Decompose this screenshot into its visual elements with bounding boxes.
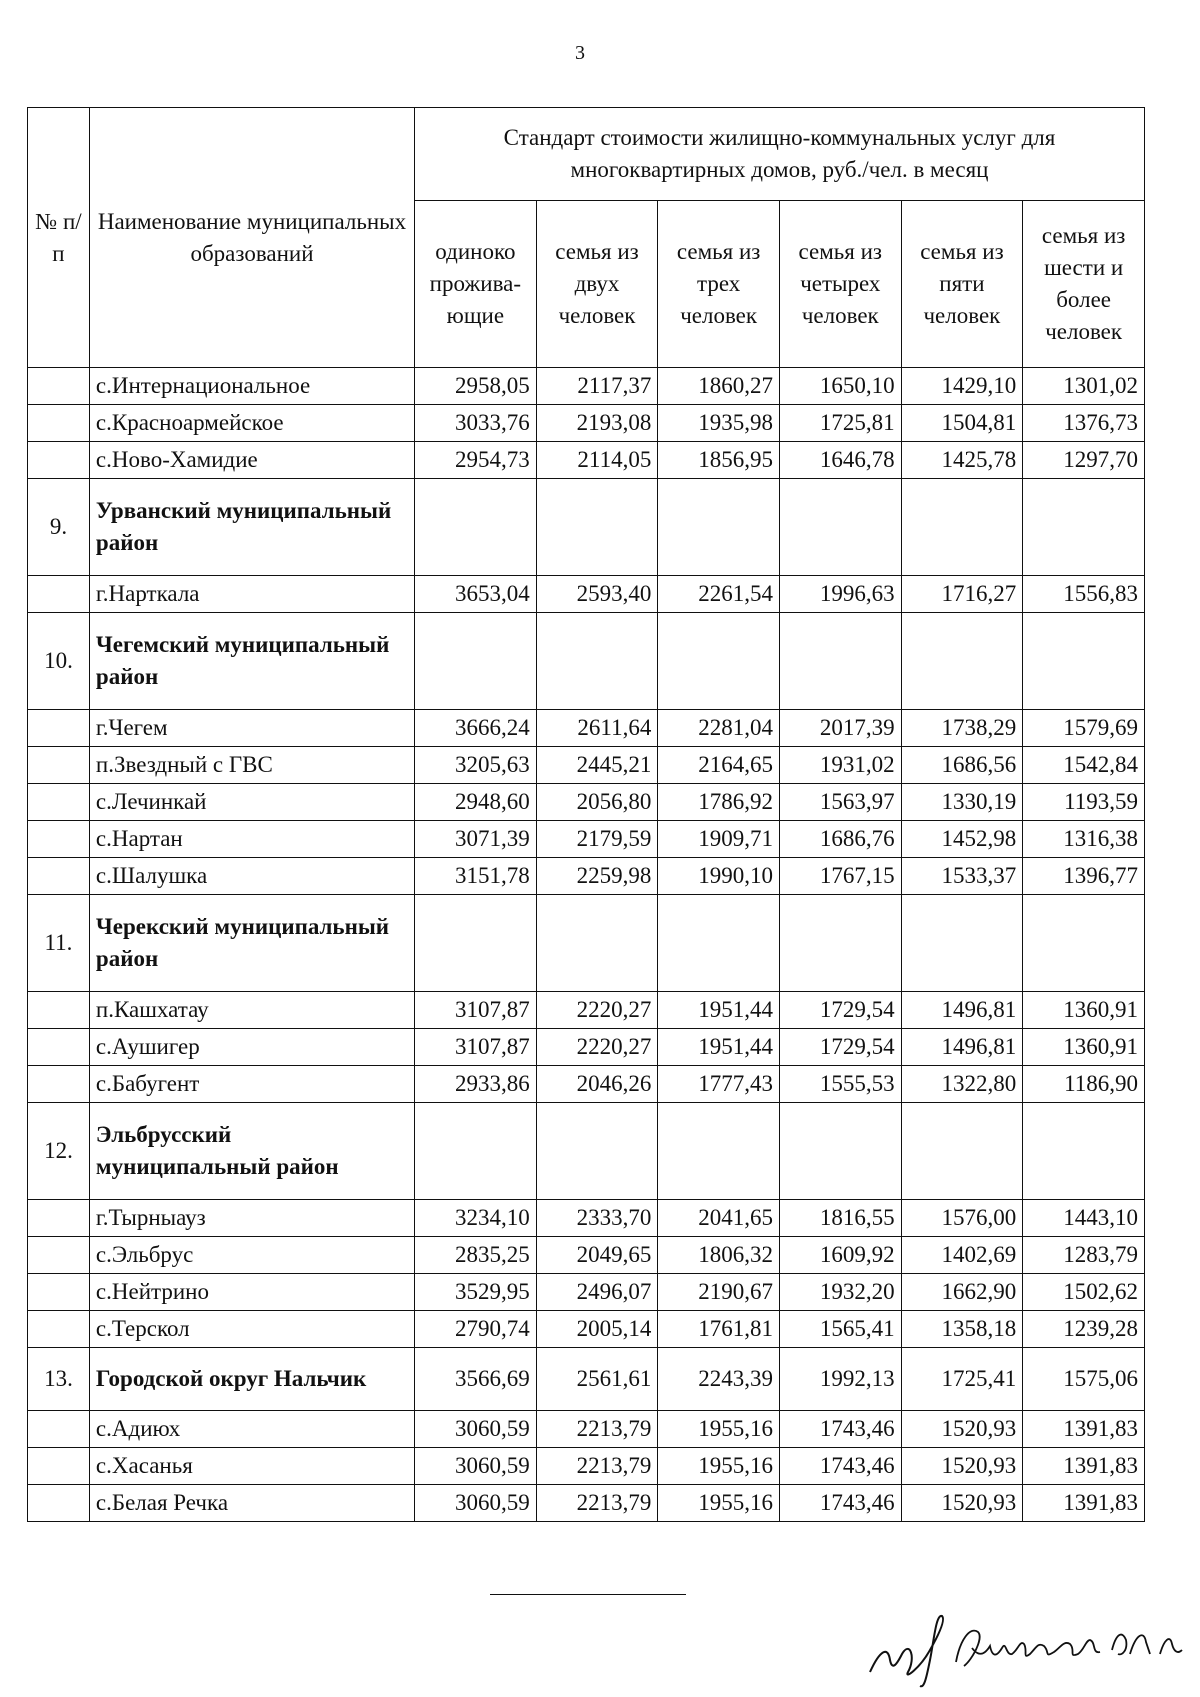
district-name: Чегемский муниципальный район (89, 613, 414, 710)
row-number (28, 368, 90, 405)
footer-divider (490, 1594, 686, 1595)
cost-cell (1023, 1103, 1145, 1200)
district-name: Урванский муниципальный район (89, 479, 414, 576)
cost-cell (779, 479, 901, 576)
settlement-name: с.Лечинкай (89, 784, 414, 821)
cost-cell: 1502,62 (1023, 1274, 1145, 1311)
row-number (28, 576, 90, 613)
cost-cell: 1990,10 (658, 858, 780, 895)
table-row (28, 1237, 1145, 1274)
cost-cell: 1425,78 (901, 442, 1023, 479)
table-row (28, 1411, 1145, 1448)
cost-cell (658, 613, 780, 710)
settlement-name: с.Адиюх (89, 1411, 414, 1448)
cost-cell: 1520,93 (901, 1411, 1023, 1448)
cost-cell: 1330,19 (901, 784, 1023, 821)
settlement-name: п.Кашхатау (89, 992, 414, 1029)
cost-cell: 1686,76 (779, 821, 901, 858)
cost-cell (536, 1103, 658, 1200)
cost-cell: 2041,65 (658, 1200, 780, 1237)
table-row (28, 1274, 1145, 1311)
table-row (28, 576, 1145, 613)
row-number (28, 858, 90, 895)
settlement-name: с.Нейтрино (89, 1274, 414, 1311)
cost-cell: 2017,39 (779, 710, 901, 747)
cost-cell: 1996,63 (779, 576, 901, 613)
row-number (28, 442, 90, 479)
cost-cell: 3060,59 (415, 1448, 537, 1485)
header-municipality: Наименование муниципальных образований (89, 108, 414, 368)
signature-stroke-surname (956, 1631, 1182, 1666)
page-number: 3 (575, 42, 585, 64)
settlement-name: с.Аушигер (89, 1029, 414, 1066)
cost-cell (779, 895, 901, 992)
cost-cell: 1609,92 (779, 1237, 901, 1274)
cost-cell: 1992,13 (779, 1348, 901, 1411)
cost-cell: 1443,10 (1023, 1200, 1145, 1237)
cost-cell: 1297,70 (1023, 442, 1145, 479)
cost-cell: 3205,63 (415, 747, 537, 784)
row-number (28, 1066, 90, 1103)
signature-stroke-initials (870, 1616, 943, 1686)
cost-cell (415, 895, 537, 992)
row-number: 11. (28, 895, 90, 992)
row-number: 9. (28, 479, 90, 576)
cost-cell: 1743,46 (779, 1485, 901, 1522)
cost-cell: 2056,80 (536, 784, 658, 821)
cost-cell (1023, 895, 1145, 992)
cost-cell: 2213,79 (536, 1411, 658, 1448)
row-number (28, 405, 90, 442)
cost-cell: 2948,60 (415, 784, 537, 821)
table-row (28, 1485, 1145, 1522)
cost-cell (536, 895, 658, 992)
cost-cell: 2958,05 (415, 368, 537, 405)
settlement-name: с.Нартан (89, 821, 414, 858)
cost-cell: 2611,64 (536, 710, 658, 747)
cost-cell: 1955,16 (658, 1448, 780, 1485)
cost-cell: 3060,59 (415, 1411, 537, 1448)
table-row (28, 858, 1145, 895)
signature (860, 1610, 1190, 1690)
cost-cell: 1496,81 (901, 1029, 1023, 1066)
cost-cell: 1533,37 (901, 858, 1023, 895)
cost-cell: 1725,81 (779, 405, 901, 442)
cost-cell: 1860,27 (658, 368, 780, 405)
cost-cell (658, 1103, 780, 1200)
settlement-name: с.Ново-Хамидие (89, 442, 414, 479)
header-standard: Стандарт стоимости жилищно-коммунальных услуг для многоквартирных домов, руб./чел. в месяц (415, 108, 1145, 201)
cost-cell: 1186,90 (1023, 1066, 1145, 1103)
cost-cell: 1555,53 (779, 1066, 901, 1103)
row-number (28, 1274, 90, 1311)
cost-cell: 1576,00 (901, 1200, 1023, 1237)
cost-cell: 1932,20 (779, 1274, 901, 1311)
table-row (28, 1029, 1145, 1066)
cost-cell: 2261,54 (658, 576, 780, 613)
header-column: семья из шести и более человек (1023, 201, 1145, 368)
cost-cell: 1429,10 (901, 368, 1023, 405)
cost-cell: 1806,32 (658, 1237, 780, 1274)
cost-cell: 1738,29 (901, 710, 1023, 747)
cost-cell: 1360,91 (1023, 1029, 1145, 1066)
cost-cell: 1301,02 (1023, 368, 1145, 405)
cost-cell: 2790,74 (415, 1311, 537, 1348)
row-number (28, 784, 90, 821)
cost-cell: 2005,14 (536, 1311, 658, 1348)
cost-cell: 1322,80 (901, 1066, 1023, 1103)
table-row (28, 784, 1145, 821)
cost-cell: 1743,46 (779, 1448, 901, 1485)
row-number: 12. (28, 1103, 90, 1200)
header-column: семья из двух человек (536, 201, 658, 368)
cost-cell: 1520,93 (901, 1448, 1023, 1485)
row-number: 13. (28, 1348, 90, 1411)
cost-cell: 2213,79 (536, 1448, 658, 1485)
cost-cell: 1239,28 (1023, 1311, 1145, 1348)
district-row (28, 895, 1145, 992)
tariff-table (27, 107, 1145, 1522)
cost-cell: 3666,24 (415, 710, 537, 747)
table-row (28, 405, 1145, 442)
cost-cell: 1951,44 (658, 992, 780, 1029)
cost-cell: 2243,39 (658, 1348, 780, 1411)
cost-cell: 2259,98 (536, 858, 658, 895)
cost-cell: 2114,05 (536, 442, 658, 479)
cost-cell (415, 1103, 537, 1200)
cost-cell: 2954,73 (415, 442, 537, 479)
cost-cell: 1743,46 (779, 1411, 901, 1448)
cost-cell: 1686,56 (901, 747, 1023, 784)
settlement-name: г.Нарткала (89, 576, 414, 613)
cost-cell: 2164,65 (658, 747, 780, 784)
cost-cell: 1650,10 (779, 368, 901, 405)
cost-cell: 1391,83 (1023, 1485, 1145, 1522)
cost-cell: 2179,59 (536, 821, 658, 858)
cost-cell: 2835,25 (415, 1237, 537, 1274)
settlement-name: с.Белая Речка (89, 1485, 414, 1522)
cost-cell: 1360,91 (1023, 992, 1145, 1029)
cost-cell: 2281,04 (658, 710, 780, 747)
settlement-name: с.Красноармейское (89, 405, 414, 442)
cost-cell: 2593,40 (536, 576, 658, 613)
header-number: № п/п (28, 108, 90, 368)
cost-cell: 1786,92 (658, 784, 780, 821)
cost-cell: 1729,54 (779, 992, 901, 1029)
cost-cell: 1504,81 (901, 405, 1023, 442)
cost-cell: 3653,04 (415, 576, 537, 613)
table-row (28, 442, 1145, 479)
settlement-name: с.Терскол (89, 1311, 414, 1348)
cost-cell: 1931,02 (779, 747, 901, 784)
cost-cell: 1579,69 (1023, 710, 1145, 747)
cost-cell: 3234,10 (415, 1200, 537, 1237)
cost-cell: 1716,27 (901, 576, 1023, 613)
cost-cell: 1520,93 (901, 1485, 1023, 1522)
row-number (28, 710, 90, 747)
cost-cell: 2933,86 (415, 1066, 537, 1103)
cost-cell: 1856,95 (658, 442, 780, 479)
cost-cell: 3529,95 (415, 1274, 537, 1311)
table-row (28, 710, 1145, 747)
settlement-name: с.Эльбрус (89, 1237, 414, 1274)
district-name: Городской округ Нальчик (89, 1348, 414, 1411)
header-column: семья из четырех человек (779, 201, 901, 368)
row-number (28, 1029, 90, 1066)
cost-cell: 1193,59 (1023, 784, 1145, 821)
cost-cell: 3566,69 (415, 1348, 537, 1411)
signature-image (860, 1610, 1190, 1690)
cost-cell: 1565,41 (779, 1311, 901, 1348)
cost-cell (536, 613, 658, 710)
cost-cell: 1396,77 (1023, 858, 1145, 895)
cost-cell: 2213,79 (536, 1485, 658, 1522)
table-row (28, 1200, 1145, 1237)
cost-cell: 1662,90 (901, 1274, 1023, 1311)
district-row (28, 479, 1145, 576)
cost-cell: 1761,81 (658, 1311, 780, 1348)
cost-cell (415, 479, 537, 576)
cost-cell (901, 895, 1023, 992)
cost-cell: 1729,54 (779, 1029, 901, 1066)
cost-cell: 1725,41 (901, 1348, 1023, 1411)
cost-cell: 1575,06 (1023, 1348, 1145, 1411)
settlement-name: п.Звездный с ГВС (89, 747, 414, 784)
cost-cell: 2333,70 (536, 1200, 658, 1237)
row-number (28, 1485, 90, 1522)
cost-cell: 1563,97 (779, 784, 901, 821)
cost-cell: 3107,87 (415, 992, 537, 1029)
cost-cell (901, 613, 1023, 710)
cost-cell: 1777,43 (658, 1066, 780, 1103)
settlement-name: г.Чегем (89, 710, 414, 747)
cost-cell: 2046,26 (536, 1066, 658, 1103)
district-row (28, 613, 1145, 710)
settlement-name: г.Тырныауз (89, 1200, 414, 1237)
cost-cell: 1767,15 (779, 858, 901, 895)
cost-cell: 2445,21 (536, 747, 658, 784)
table-body (28, 368, 1145, 1522)
cost-cell: 1556,83 (1023, 576, 1145, 613)
cost-cell: 1951,44 (658, 1029, 780, 1066)
cost-cell: 1391,83 (1023, 1448, 1145, 1485)
cost-cell (658, 479, 780, 576)
district-row (28, 1348, 1145, 1411)
district-row (28, 1103, 1145, 1200)
table-row (28, 1311, 1145, 1348)
settlement-name: с.Шалушка (89, 858, 414, 895)
row-number (28, 992, 90, 1029)
table-row (28, 1448, 1145, 1485)
cost-cell: 2220,27 (536, 1029, 658, 1066)
cost-cell: 2220,27 (536, 992, 658, 1029)
cost-cell (1023, 613, 1145, 710)
cost-cell: 2496,07 (536, 1274, 658, 1311)
cost-cell: 1935,98 (658, 405, 780, 442)
table-row (28, 368, 1145, 405)
header-column: семья из пяти человек (901, 201, 1023, 368)
table-row (28, 1066, 1145, 1103)
cost-cell: 1391,83 (1023, 1411, 1145, 1448)
row-number (28, 1200, 90, 1237)
district-name: Эльбрусский муниципальный район (89, 1103, 414, 1200)
cost-cell: 1542,84 (1023, 747, 1145, 784)
cost-cell: 1358,18 (901, 1311, 1023, 1348)
cost-cell: 1283,79 (1023, 1237, 1145, 1274)
cost-cell: 2193,08 (536, 405, 658, 442)
cost-cell: 3060,59 (415, 1485, 537, 1522)
cost-cell (779, 1103, 901, 1200)
cost-cell (415, 613, 537, 710)
cost-cell: 2190,67 (658, 1274, 780, 1311)
cost-cell (658, 895, 780, 992)
cost-cell: 2117,37 (536, 368, 658, 405)
cost-cell: 3071,39 (415, 821, 537, 858)
cost-cell: 1646,78 (779, 442, 901, 479)
cost-cell: 3151,78 (415, 858, 537, 895)
row-number (28, 1448, 90, 1485)
district-name: Черекский муниципальный район (89, 895, 414, 992)
header-column: семья из трех человек (658, 201, 780, 368)
table-row (28, 747, 1145, 784)
cost-cell (1023, 479, 1145, 576)
cost-cell: 1376,73 (1023, 405, 1145, 442)
cost-cell (901, 479, 1023, 576)
row-number (28, 821, 90, 858)
cost-cell: 1452,98 (901, 821, 1023, 858)
table-row (28, 992, 1145, 1029)
row-number (28, 1311, 90, 1348)
row-number (28, 747, 90, 784)
cost-cell: 3107,87 (415, 1029, 537, 1066)
cost-cell: 1816,55 (779, 1200, 901, 1237)
row-number (28, 1411, 90, 1448)
row-number: 10. (28, 613, 90, 710)
cost-cell (536, 479, 658, 576)
header-column: одиноко прожива-ющие (415, 201, 537, 368)
settlement-name: с.Хасанья (89, 1448, 414, 1485)
cost-cell (779, 613, 901, 710)
cost-cell: 3033,76 (415, 405, 537, 442)
cost-cell: 1402,69 (901, 1237, 1023, 1274)
cost-cell: 1316,38 (1023, 821, 1145, 858)
cost-cell: 2049,65 (536, 1237, 658, 1274)
settlement-name: с.Интернациональное (89, 368, 414, 405)
cost-cell: 1955,16 (658, 1485, 780, 1522)
settlement-name: с.Бабугент (89, 1066, 414, 1103)
row-number (28, 1237, 90, 1274)
cost-cell: 2561,61 (536, 1348, 658, 1411)
cost-cell: 1909,71 (658, 821, 780, 858)
cost-cell: 1955,16 (658, 1411, 780, 1448)
table-row (28, 821, 1145, 858)
cost-cell (901, 1103, 1023, 1200)
cost-cell: 1496,81 (901, 992, 1023, 1029)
==========
> _Exercise goal_: Please copy out the lines above word for word, beginning at the line that contains "district-name: Чегемский муниципальный" and stopping after the line that contains "settlement-name: п.Кашхатау (89, 992, 414, 1029)".

> _Exercise answer_:
district-name: Чегемский муниципальный район (89, 613, 414, 710)
row-number (28, 368, 90, 405)
footer-divider (490, 1594, 686, 1595)
cost-cell (1023, 1103, 1145, 1200)
district-name: Урванский муниципальный район (89, 479, 414, 576)
cost-cell (779, 479, 901, 576)
settlement-name: с.Лечинкай (89, 784, 414, 821)
cost-cell: 1502,62 (1023, 1274, 1145, 1311)
row-number (28, 576, 90, 613)
cost-cell: 1990,10 (658, 858, 780, 895)
table-row (28, 1237, 1145, 1274)
cost-cell: 1425,78 (901, 442, 1023, 479)
table-row (28, 1411, 1145, 1448)
cost-cell (658, 613, 780, 710)
settlement-name: с.Адиюх (89, 1411, 414, 1448)
cost-cell: 1520,93 (901, 1411, 1023, 1448)
cost-cell: 1330,19 (901, 784, 1023, 821)
settlement-name: п.Кашхатау (89, 992, 414, 1029)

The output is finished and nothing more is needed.